• [SET PROBLEM]
Can you print every record below exactly as written?

• [RECORDED INFORMATION]
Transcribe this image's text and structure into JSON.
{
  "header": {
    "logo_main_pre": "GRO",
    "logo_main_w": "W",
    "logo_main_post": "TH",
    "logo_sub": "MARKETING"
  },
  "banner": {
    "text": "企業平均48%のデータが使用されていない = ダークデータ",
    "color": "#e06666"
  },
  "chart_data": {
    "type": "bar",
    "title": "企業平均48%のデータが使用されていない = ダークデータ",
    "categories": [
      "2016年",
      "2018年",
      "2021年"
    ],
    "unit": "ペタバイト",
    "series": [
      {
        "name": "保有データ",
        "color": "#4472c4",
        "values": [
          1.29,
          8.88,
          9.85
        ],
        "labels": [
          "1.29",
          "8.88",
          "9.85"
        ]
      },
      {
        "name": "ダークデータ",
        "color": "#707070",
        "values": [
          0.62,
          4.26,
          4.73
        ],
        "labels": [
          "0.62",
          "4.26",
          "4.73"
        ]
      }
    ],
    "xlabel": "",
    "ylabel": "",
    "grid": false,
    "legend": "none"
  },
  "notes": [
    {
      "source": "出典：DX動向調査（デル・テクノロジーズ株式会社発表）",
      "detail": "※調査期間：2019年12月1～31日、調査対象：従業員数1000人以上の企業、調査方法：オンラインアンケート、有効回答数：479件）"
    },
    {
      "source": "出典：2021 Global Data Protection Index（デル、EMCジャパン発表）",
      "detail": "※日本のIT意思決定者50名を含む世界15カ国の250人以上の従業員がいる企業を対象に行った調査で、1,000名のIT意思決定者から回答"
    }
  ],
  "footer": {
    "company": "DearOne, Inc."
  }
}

• [THE RESULT]
Transcribe this image's text and structure into JSON.
{
  "header": {
    "logo_main_pre": "GRO",
    "logo_main_w": "W",
    "logo_main_post": "TH",
    "logo_sub": "MARKETING"
  },
  "banner": {
    "text": "企業平均48%のデータが使用されていない = ダークデータ",
    "color": "#e06666"
  },
  "chart_data": {
    "type": "bar",
    "title": "企業平均48%のデータが使用されていない = ダークデータ",
    "categories": [
      "2016年",
      "2018年",
      "2021年"
    ],
    "unit": "ペタバイト",
    "series": [
      {
        "name": "保有データ",
        "color": "#4472c4",
        "values": [
          1.29,
          8.88,
          9.85
        ],
        "labels": [
          "1.29",
          "8.88",
          "9.85"
        ]
      },
      {
        "name": "ダークデータ",
        "color": "#707070",
        "values": [
          0.62,
          4.26,
          4.73
        ],
        "labels": [
          "0.62",
          "4.26",
          "4.73"
        ]
      }
    ],
    "xlabel": "",
    "ylabel": "",
    "grid": false,
    "legend": "none"
  },
  "notes": [
    {
      "source": "出典：DX動向調査（デル・テクノロジーズ株式会社発表）",
      "detail": "※調査期間：2019年12月1～31日、調査対象：従業員数1000人以上の企業、調査方法：オンラインアンケート、有効回答数：479件）"
    },
    {
      "source": "出典：2021 Global Data Protection Index（デル、EMCジャパン発表）",
      "detail": "※日本のIT意思決定者50名を含む世界15カ国の250人以上の従業員がいる企業を対象に行った調査で、1,000名のIT意思決定者から回答"
    }
  ],
  "footer": {
    "company": "DearOne, Inc."
  }
}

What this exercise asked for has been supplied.